— START Data provided —

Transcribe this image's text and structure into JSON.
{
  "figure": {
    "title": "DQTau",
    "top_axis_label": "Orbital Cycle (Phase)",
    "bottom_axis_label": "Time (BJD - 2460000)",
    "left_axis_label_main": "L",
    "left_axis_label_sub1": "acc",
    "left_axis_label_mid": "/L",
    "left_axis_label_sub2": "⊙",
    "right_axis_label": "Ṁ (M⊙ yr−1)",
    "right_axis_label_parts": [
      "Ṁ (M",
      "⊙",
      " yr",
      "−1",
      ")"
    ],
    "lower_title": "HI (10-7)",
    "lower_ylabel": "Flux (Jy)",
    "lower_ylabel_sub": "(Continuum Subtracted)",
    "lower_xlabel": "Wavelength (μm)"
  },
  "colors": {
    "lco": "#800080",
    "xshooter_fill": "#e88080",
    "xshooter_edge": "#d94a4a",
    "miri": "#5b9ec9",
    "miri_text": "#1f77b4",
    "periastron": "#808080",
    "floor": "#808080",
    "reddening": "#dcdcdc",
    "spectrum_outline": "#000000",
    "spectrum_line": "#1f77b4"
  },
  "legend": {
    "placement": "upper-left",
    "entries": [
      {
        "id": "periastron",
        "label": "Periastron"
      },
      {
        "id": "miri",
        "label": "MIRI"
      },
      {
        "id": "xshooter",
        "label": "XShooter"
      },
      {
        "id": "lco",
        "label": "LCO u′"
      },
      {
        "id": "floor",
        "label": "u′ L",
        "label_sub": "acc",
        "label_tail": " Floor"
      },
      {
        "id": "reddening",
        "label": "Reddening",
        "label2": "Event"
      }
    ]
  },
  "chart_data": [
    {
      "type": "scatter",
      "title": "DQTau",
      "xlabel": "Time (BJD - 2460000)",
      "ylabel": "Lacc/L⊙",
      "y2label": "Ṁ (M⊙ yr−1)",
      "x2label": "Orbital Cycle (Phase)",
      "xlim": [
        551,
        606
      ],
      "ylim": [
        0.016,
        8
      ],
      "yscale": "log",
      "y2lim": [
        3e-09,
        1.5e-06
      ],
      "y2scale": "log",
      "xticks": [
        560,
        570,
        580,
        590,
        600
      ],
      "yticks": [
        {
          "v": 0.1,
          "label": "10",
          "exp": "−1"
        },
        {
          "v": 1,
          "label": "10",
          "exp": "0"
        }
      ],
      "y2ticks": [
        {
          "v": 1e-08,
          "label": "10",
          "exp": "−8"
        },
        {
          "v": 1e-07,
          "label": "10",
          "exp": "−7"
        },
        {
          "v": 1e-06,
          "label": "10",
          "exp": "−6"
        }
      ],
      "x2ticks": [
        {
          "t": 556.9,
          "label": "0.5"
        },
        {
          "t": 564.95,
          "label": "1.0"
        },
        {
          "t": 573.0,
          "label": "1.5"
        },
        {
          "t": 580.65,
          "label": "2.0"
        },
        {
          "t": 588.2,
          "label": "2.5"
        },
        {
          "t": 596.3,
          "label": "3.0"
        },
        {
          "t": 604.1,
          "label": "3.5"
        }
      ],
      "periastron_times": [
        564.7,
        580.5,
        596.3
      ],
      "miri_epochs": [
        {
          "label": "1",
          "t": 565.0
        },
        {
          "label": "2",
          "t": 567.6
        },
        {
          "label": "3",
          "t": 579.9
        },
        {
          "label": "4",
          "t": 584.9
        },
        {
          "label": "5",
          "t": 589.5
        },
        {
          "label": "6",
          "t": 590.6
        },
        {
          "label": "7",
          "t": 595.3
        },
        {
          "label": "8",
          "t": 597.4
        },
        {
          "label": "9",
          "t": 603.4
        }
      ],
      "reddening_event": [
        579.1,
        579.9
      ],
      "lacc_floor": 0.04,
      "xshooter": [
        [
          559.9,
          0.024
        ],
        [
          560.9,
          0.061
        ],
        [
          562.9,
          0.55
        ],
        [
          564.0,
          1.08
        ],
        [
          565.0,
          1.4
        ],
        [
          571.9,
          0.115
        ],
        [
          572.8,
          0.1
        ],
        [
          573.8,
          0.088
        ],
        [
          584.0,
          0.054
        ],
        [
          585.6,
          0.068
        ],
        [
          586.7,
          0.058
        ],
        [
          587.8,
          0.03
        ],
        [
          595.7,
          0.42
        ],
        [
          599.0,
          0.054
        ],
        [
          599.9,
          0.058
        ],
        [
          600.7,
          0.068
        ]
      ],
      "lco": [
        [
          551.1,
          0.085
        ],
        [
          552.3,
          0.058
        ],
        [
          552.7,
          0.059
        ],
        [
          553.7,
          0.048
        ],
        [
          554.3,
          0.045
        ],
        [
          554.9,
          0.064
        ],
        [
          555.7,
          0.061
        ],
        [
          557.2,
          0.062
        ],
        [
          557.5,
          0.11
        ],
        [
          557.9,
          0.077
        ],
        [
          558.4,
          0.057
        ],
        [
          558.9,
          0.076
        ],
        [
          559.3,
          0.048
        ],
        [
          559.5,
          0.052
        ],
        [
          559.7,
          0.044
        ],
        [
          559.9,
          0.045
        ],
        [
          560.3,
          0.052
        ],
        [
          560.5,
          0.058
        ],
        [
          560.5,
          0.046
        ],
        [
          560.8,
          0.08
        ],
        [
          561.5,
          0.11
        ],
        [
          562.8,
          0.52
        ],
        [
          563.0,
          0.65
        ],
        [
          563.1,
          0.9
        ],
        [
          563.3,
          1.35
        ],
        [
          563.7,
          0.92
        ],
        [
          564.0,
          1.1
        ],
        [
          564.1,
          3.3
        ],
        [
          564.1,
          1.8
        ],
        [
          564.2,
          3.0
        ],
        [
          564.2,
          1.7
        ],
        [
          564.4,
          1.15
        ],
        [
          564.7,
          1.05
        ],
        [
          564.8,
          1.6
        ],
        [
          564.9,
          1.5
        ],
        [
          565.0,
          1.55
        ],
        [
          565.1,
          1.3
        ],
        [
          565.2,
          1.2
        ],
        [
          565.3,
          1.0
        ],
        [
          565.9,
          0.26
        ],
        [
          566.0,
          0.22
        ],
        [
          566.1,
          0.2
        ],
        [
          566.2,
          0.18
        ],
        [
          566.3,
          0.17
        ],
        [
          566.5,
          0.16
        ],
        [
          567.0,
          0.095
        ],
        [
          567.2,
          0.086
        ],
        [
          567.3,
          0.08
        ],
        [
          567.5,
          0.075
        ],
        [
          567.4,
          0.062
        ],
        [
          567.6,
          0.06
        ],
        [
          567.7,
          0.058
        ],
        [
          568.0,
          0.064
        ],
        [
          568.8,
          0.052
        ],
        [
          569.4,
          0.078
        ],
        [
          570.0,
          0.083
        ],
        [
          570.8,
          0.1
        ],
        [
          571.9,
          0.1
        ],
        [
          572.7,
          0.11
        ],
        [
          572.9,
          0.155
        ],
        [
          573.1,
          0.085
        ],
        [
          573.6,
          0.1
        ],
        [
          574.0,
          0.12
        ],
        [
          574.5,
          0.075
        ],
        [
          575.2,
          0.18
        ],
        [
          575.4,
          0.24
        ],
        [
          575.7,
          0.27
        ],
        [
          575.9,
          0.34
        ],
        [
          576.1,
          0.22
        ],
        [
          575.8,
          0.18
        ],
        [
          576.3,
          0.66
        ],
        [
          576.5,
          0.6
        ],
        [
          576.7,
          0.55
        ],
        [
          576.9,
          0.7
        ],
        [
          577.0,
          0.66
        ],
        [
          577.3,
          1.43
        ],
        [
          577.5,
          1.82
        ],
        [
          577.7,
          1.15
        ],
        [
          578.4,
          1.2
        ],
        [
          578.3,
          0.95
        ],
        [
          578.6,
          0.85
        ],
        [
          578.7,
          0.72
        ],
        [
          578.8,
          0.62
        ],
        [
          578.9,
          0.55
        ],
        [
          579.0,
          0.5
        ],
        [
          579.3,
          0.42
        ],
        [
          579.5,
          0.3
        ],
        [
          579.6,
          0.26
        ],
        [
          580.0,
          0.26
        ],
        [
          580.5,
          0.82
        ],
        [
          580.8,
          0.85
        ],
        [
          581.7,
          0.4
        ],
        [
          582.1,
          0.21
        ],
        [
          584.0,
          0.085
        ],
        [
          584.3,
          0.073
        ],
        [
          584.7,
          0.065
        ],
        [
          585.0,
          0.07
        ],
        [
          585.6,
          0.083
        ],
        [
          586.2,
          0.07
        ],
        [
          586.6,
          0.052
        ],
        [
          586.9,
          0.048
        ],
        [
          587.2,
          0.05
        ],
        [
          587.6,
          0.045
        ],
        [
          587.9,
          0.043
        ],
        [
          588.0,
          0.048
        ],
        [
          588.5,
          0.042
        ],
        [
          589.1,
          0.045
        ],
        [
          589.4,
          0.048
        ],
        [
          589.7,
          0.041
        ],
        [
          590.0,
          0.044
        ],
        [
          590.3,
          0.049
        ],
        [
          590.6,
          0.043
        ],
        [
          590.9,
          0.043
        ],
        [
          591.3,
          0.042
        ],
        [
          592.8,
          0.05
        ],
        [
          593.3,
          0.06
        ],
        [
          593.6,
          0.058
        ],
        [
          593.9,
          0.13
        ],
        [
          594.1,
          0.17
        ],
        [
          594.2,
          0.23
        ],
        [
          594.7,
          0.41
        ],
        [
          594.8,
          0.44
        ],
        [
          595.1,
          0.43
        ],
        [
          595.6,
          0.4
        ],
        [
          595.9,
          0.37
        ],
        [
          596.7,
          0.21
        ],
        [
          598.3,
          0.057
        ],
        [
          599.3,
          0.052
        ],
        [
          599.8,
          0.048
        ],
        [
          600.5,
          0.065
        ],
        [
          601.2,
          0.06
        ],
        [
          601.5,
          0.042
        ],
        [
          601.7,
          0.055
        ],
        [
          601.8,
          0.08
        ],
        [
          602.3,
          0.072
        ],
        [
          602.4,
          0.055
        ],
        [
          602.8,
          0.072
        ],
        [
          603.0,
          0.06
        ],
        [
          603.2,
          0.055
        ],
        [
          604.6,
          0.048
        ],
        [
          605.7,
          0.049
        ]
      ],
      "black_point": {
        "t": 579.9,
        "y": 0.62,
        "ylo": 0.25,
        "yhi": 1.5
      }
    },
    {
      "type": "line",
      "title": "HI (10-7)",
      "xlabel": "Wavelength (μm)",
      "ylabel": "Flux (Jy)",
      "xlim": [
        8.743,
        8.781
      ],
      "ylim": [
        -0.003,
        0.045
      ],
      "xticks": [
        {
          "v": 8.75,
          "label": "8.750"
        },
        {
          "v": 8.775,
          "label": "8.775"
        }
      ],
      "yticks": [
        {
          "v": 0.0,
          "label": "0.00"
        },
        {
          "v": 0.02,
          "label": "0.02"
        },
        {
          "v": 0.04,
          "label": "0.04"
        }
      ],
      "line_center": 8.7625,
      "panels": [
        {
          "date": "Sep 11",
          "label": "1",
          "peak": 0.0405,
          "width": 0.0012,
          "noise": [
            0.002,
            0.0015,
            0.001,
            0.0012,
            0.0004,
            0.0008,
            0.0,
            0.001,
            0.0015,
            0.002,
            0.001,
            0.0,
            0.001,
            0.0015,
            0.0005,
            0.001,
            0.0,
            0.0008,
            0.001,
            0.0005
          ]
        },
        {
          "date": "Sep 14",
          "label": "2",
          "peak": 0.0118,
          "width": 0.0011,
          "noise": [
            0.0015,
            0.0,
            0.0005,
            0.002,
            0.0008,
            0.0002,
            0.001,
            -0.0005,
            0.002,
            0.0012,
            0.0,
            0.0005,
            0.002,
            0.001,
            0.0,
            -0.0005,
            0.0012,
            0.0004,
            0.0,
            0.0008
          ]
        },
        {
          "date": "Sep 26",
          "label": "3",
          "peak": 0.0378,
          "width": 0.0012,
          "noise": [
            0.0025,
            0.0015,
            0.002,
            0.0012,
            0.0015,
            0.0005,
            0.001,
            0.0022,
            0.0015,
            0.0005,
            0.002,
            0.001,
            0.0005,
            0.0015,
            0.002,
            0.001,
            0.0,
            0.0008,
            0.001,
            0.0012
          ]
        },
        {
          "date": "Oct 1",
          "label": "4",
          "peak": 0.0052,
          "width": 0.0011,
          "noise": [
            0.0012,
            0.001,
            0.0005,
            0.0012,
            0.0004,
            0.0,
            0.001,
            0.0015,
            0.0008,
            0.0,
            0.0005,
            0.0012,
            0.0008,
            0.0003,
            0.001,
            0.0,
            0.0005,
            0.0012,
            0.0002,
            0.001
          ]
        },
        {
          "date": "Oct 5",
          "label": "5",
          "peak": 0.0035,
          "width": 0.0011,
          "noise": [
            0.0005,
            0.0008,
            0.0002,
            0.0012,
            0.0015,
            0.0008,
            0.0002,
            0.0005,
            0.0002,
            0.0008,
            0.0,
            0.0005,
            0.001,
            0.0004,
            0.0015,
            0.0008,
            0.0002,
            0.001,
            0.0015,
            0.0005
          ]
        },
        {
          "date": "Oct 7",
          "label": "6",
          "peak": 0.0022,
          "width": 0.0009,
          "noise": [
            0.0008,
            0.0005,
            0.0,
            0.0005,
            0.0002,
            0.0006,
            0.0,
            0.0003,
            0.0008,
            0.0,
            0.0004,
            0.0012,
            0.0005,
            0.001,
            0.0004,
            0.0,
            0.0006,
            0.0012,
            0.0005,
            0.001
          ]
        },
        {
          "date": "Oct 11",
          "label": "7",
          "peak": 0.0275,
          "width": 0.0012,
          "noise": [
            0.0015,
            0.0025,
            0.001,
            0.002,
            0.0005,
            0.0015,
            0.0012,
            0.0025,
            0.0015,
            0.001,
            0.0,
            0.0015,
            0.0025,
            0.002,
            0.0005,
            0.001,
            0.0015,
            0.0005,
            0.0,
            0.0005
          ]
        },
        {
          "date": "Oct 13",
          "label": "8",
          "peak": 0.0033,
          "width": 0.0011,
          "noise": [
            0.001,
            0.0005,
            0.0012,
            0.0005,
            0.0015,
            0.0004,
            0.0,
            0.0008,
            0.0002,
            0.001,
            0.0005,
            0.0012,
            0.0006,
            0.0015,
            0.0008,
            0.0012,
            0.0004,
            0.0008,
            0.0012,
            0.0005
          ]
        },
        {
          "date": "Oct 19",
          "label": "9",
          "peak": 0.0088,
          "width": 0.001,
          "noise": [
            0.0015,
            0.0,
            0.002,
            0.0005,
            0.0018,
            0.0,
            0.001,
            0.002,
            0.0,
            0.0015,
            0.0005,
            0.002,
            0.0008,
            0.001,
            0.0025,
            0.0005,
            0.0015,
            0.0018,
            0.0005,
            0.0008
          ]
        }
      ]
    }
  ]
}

— END Data provided —

Work to complete: Establish how many lines of the material above hold the word "peak". Nothing but the count should be returned.

Written response: 9